_What the task asks_
Copy each line in which the string "JSON" occurs.
# # # # #
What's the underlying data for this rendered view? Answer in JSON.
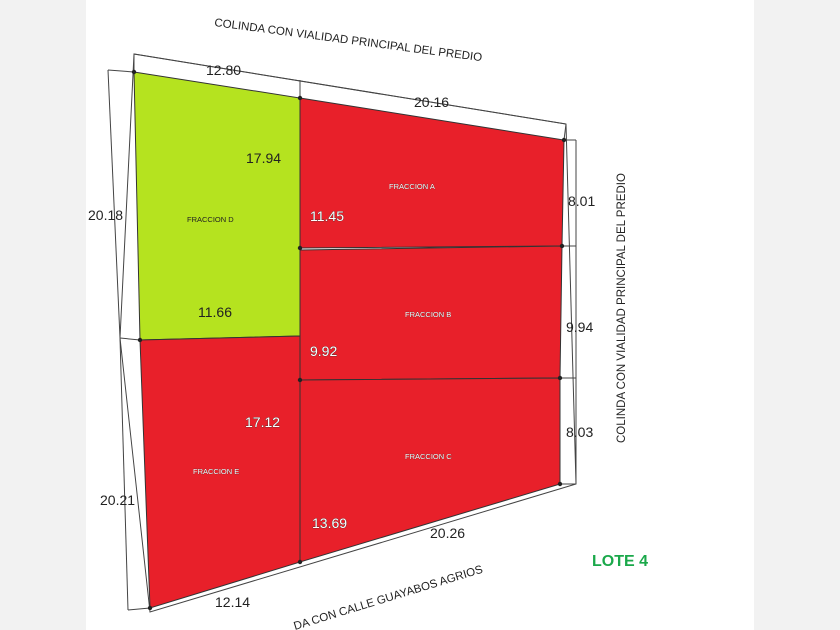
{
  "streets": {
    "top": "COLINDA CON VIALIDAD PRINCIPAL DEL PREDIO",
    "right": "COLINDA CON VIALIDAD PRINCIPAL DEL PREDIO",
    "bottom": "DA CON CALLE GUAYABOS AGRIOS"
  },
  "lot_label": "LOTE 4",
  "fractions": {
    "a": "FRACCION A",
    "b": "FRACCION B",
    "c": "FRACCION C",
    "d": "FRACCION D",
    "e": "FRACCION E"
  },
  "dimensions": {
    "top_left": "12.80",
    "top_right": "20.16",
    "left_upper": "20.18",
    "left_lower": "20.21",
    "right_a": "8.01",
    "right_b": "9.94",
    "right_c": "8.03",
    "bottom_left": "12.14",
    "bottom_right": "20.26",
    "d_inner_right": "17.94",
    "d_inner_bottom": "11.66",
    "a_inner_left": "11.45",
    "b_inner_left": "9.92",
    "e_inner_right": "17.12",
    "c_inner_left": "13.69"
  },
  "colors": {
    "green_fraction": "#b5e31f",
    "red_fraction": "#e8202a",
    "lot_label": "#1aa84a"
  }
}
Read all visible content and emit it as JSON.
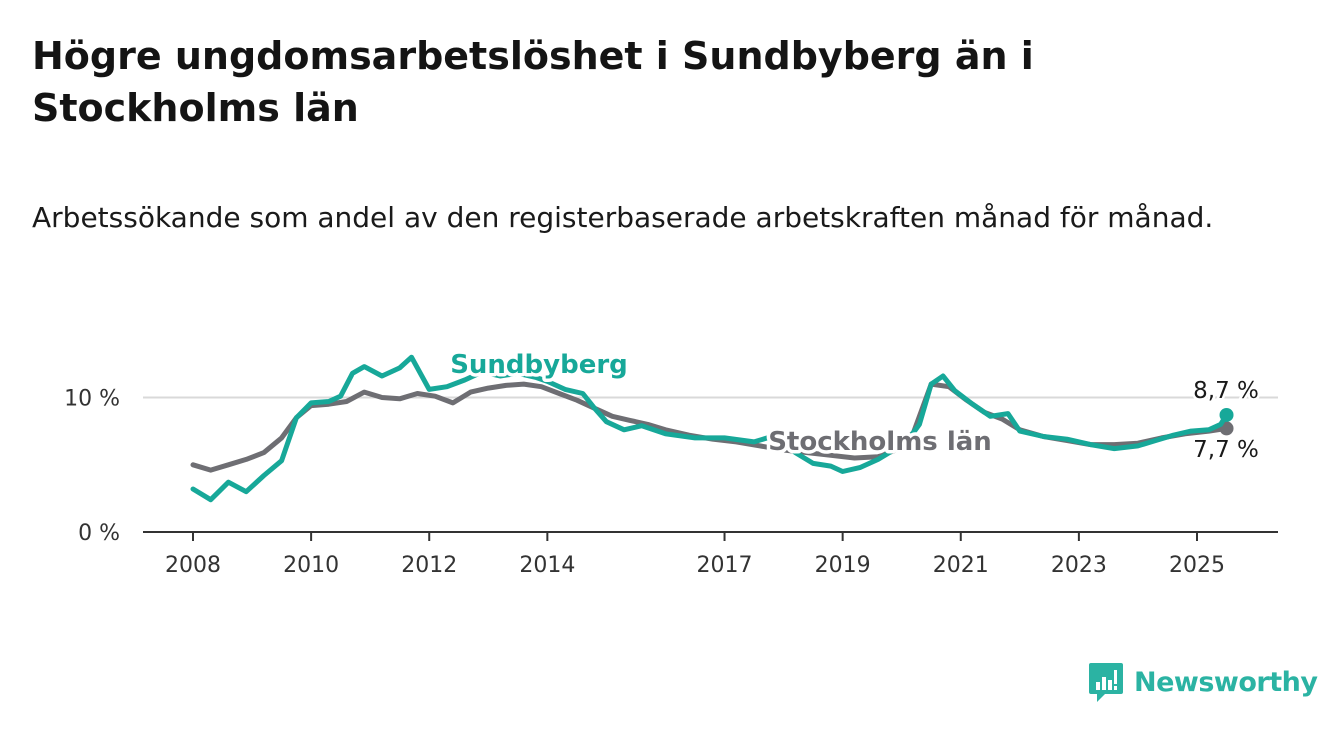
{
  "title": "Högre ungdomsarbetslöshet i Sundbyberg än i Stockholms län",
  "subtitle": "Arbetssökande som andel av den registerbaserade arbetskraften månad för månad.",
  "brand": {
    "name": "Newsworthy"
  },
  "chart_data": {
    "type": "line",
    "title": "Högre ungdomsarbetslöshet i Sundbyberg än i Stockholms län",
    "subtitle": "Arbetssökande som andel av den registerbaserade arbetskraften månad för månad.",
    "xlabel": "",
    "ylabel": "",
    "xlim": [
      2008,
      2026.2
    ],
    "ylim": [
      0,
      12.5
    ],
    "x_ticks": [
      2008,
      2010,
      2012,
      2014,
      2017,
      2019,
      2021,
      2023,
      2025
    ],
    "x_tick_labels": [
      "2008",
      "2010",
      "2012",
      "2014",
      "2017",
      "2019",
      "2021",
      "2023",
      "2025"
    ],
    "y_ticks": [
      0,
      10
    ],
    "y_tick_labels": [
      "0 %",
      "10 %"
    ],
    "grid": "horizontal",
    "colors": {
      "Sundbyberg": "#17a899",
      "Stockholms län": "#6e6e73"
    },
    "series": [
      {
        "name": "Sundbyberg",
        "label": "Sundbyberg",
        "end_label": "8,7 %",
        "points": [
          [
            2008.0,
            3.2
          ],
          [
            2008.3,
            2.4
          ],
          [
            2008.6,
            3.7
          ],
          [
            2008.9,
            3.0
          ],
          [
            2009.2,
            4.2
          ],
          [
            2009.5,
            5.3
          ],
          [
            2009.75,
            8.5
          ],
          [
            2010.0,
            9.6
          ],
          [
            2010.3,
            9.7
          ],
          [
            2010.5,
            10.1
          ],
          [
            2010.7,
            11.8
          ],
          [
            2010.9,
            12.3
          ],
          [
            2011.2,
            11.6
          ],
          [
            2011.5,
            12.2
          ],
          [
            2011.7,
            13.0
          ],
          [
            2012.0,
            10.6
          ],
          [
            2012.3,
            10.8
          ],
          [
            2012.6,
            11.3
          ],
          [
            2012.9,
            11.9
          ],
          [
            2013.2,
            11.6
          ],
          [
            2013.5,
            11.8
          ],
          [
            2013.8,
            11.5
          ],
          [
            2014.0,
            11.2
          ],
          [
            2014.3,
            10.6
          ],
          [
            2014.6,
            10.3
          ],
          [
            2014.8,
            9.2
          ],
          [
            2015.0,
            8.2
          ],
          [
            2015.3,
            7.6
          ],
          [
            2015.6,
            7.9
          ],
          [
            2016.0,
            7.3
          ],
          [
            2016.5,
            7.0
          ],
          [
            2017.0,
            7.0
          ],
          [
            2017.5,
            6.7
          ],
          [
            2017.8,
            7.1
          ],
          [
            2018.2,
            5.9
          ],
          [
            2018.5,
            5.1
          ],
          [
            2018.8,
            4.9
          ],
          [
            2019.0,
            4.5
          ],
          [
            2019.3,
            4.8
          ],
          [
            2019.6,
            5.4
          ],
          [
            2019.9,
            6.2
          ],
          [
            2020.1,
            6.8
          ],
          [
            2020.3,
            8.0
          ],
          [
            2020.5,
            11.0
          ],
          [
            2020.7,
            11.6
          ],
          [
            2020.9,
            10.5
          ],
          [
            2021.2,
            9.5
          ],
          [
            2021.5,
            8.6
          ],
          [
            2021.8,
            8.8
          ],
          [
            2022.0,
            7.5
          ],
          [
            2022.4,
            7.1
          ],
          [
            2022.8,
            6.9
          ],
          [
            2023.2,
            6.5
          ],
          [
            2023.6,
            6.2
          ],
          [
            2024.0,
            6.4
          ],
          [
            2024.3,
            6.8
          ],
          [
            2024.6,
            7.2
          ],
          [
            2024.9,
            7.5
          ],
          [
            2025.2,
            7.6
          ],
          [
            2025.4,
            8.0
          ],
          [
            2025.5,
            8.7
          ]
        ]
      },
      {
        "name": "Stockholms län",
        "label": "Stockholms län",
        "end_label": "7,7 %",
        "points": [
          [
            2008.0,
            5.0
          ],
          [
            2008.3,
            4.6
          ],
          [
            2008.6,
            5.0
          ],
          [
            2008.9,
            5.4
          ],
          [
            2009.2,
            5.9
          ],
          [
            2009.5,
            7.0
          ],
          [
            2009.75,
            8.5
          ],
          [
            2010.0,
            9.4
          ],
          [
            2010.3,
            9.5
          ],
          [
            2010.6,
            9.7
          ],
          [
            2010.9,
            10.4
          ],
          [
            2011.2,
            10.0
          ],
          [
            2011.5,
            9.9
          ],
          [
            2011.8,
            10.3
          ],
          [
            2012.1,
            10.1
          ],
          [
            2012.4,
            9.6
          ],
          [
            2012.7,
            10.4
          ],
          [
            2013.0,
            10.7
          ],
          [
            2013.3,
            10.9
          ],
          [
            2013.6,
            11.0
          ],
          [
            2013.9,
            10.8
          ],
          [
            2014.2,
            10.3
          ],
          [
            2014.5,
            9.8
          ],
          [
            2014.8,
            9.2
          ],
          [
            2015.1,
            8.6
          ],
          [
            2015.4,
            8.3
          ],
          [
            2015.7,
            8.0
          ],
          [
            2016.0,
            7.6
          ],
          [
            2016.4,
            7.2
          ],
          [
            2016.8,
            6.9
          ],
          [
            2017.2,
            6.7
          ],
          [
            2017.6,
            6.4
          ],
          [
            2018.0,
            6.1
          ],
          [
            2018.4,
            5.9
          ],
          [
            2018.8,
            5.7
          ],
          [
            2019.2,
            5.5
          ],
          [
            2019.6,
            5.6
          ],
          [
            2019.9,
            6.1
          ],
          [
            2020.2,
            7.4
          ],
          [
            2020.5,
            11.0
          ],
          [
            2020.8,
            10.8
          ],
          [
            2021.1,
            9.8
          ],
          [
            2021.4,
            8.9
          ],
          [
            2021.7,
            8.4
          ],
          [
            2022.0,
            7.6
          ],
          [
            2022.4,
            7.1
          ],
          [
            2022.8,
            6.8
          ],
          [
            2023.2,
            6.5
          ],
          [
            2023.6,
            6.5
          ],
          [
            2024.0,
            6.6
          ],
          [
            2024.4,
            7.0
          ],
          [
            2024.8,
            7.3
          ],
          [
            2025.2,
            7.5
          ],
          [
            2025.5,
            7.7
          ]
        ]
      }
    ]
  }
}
# # # # #
_Answer to this task_
What's the underlying data for this rendered view? Answer in JSON.
Read all visible content and emit it as JSON.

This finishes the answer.